* What you will do
Each entry below should be reproduced character for character.

* Provided records
______________________________

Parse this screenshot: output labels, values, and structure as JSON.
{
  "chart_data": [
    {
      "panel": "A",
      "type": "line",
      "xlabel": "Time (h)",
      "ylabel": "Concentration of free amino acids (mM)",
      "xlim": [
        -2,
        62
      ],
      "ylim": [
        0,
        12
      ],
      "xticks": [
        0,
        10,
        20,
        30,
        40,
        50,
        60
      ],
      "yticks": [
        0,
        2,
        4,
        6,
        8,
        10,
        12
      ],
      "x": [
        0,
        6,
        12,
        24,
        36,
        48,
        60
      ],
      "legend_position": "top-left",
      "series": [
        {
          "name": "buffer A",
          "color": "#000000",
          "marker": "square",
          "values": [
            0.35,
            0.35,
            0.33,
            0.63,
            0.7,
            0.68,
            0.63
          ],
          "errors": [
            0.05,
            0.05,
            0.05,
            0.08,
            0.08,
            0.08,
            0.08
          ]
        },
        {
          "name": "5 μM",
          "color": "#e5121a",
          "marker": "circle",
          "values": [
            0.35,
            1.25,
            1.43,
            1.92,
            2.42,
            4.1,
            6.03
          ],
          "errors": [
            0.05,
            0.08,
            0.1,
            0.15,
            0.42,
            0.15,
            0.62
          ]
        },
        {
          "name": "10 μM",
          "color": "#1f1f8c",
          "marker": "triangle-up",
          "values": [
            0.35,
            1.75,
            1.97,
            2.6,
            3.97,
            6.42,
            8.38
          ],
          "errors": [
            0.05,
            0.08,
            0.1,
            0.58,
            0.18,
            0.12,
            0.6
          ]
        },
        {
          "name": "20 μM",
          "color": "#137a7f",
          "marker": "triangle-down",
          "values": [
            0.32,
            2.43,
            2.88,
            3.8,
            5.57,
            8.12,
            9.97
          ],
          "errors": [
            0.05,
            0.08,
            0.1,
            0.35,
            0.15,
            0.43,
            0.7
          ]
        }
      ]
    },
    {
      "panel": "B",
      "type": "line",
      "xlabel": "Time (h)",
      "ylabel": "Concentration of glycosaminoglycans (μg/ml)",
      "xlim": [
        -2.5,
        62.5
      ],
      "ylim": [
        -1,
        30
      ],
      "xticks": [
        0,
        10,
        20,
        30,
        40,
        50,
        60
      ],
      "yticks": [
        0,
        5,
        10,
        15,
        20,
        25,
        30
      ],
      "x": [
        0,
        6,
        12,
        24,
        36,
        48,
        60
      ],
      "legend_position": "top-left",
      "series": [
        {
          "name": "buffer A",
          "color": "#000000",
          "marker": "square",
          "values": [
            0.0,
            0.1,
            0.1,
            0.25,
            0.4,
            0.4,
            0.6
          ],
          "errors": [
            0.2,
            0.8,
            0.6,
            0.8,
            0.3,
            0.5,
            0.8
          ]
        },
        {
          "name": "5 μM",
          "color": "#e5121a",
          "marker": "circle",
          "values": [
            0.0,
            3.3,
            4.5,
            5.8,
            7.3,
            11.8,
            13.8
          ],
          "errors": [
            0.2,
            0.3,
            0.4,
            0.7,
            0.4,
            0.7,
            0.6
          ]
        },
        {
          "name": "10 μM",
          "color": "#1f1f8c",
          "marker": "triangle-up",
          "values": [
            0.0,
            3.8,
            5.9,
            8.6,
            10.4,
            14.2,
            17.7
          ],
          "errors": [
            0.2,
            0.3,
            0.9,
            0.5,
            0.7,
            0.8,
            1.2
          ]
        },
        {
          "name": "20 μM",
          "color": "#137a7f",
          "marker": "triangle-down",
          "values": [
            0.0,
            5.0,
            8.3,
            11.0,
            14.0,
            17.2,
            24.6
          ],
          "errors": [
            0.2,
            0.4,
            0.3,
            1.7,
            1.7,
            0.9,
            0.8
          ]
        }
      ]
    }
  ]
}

______________________________

* Result of the task
Parse this screenshot: output labels, values, and structure as JSON.
{
  "chart_data": [
    {
      "panel": "A",
      "type": "line",
      "xlabel": "Time (h)",
      "ylabel": "Concentration of free amino acids (mM)",
      "xlim": [
        -2,
        62
      ],
      "ylim": [
        0,
        12
      ],
      "xticks": [
        0,
        10,
        20,
        30,
        40,
        50,
        60
      ],
      "yticks": [
        0,
        2,
        4,
        6,
        8,
        10,
        12
      ],
      "x": [
        0,
        6,
        12,
        24,
        36,
        48,
        60
      ],
      "legend_position": "top-left",
      "series": [
        {
          "name": "buffer A",
          "color": "#000000",
          "marker": "square",
          "values": [
            0.35,
            0.35,
            0.33,
            0.63,
            0.7,
            0.68,
            0.63
          ],
          "errors": [
            0.05,
            0.05,
            0.05,
            0.08,
            0.08,
            0.08,
            0.08
          ]
        },
        {
          "name": "5 μM",
          "color": "#e5121a",
          "marker": "circle",
          "values": [
            0.35,
            1.25,
            1.43,
            1.92,
            2.42,
            4.1,
            6.03
          ],
          "errors": [
            0.05,
            0.08,
            0.1,
            0.15,
            0.42,
            0.15,
            0.62
          ]
        },
        {
          "name": "10 μM",
          "color": "#1f1f8c",
          "marker": "triangle-up",
          "values": [
            0.35,
            1.75,
            1.97,
            2.6,
            3.97,
            6.42,
            8.38
          ],
          "errors": [
            0.05,
            0.08,
            0.1,
            0.58,
            0.18,
            0.12,
            0.6
          ]
        },
        {
          "name": "20 μM",
          "color": "#137a7f",
          "marker": "triangle-down",
          "values": [
            0.32,
            2.43,
            2.88,
            3.8,
            5.57,
            8.12,
            9.97
          ],
          "errors": [
            0.05,
            0.08,
            0.1,
            0.35,
            0.15,
            0.43,
            0.7
          ]
        }
      ]
    },
    {
      "panel": "B",
      "type": "line",
      "xlabel": "Time (h)",
      "ylabel": "Concentration of glycosaminoglycans (μg/ml)",
      "xlim": [
        -2.5,
        62.5
      ],
      "ylim": [
        -1,
        30
      ],
      "xticks": [
        0,
        10,
        20,
        30,
        40,
        50,
        60
      ],
      "yticks": [
        0,
        5,
        10,
        15,
        20,
        25,
        30
      ],
      "x": [
        0,
        6,
        12,
        24,
        36,
        48,
        60
      ],
      "legend_position": "top-left",
      "series": [
        {
          "name": "buffer A",
          "color": "#000000",
          "marker": "square",
          "values": [
            0.0,
            0.1,
            0.1,
            0.25,
            0.4,
            0.4,
            0.6
          ],
          "errors": [
            0.2,
            0.8,
            0.6,
            0.8,
            0.3,
            0.5,
            0.8
          ]
        },
        {
          "name": "5 μM",
          "color": "#e5121a",
          "marker": "circle",
          "values": [
            0.0,
            3.3,
            4.5,
            5.8,
            7.3,
            11.8,
            13.8
          ],
          "errors": [
            0.2,
            0.3,
            0.4,
            0.7,
            0.4,
            0.7,
            0.6
          ]
        },
        {
          "name": "10 μM",
          "color": "#1f1f8c",
          "marker": "triangle-up",
          "values": [
            0.0,
            3.8,
            5.9,
            8.6,
            10.4,
            14.2,
            17.7
          ],
          "errors": [
            0.2,
            0.3,
            0.9,
            0.5,
            0.7,
            0.8,
            1.2
          ]
        },
        {
          "name": "20 μM",
          "color": "#137a7f",
          "marker": "triangle-down",
          "values": [
            0.0,
            5.0,
            8.3,
            11.0,
            14.0,
            17.2,
            24.6
          ],
          "errors": [
            0.2,
            0.4,
            0.3,
            1.7,
            1.7,
            0.9,
            0.8
          ]
        }
      ]
    }
  ]
}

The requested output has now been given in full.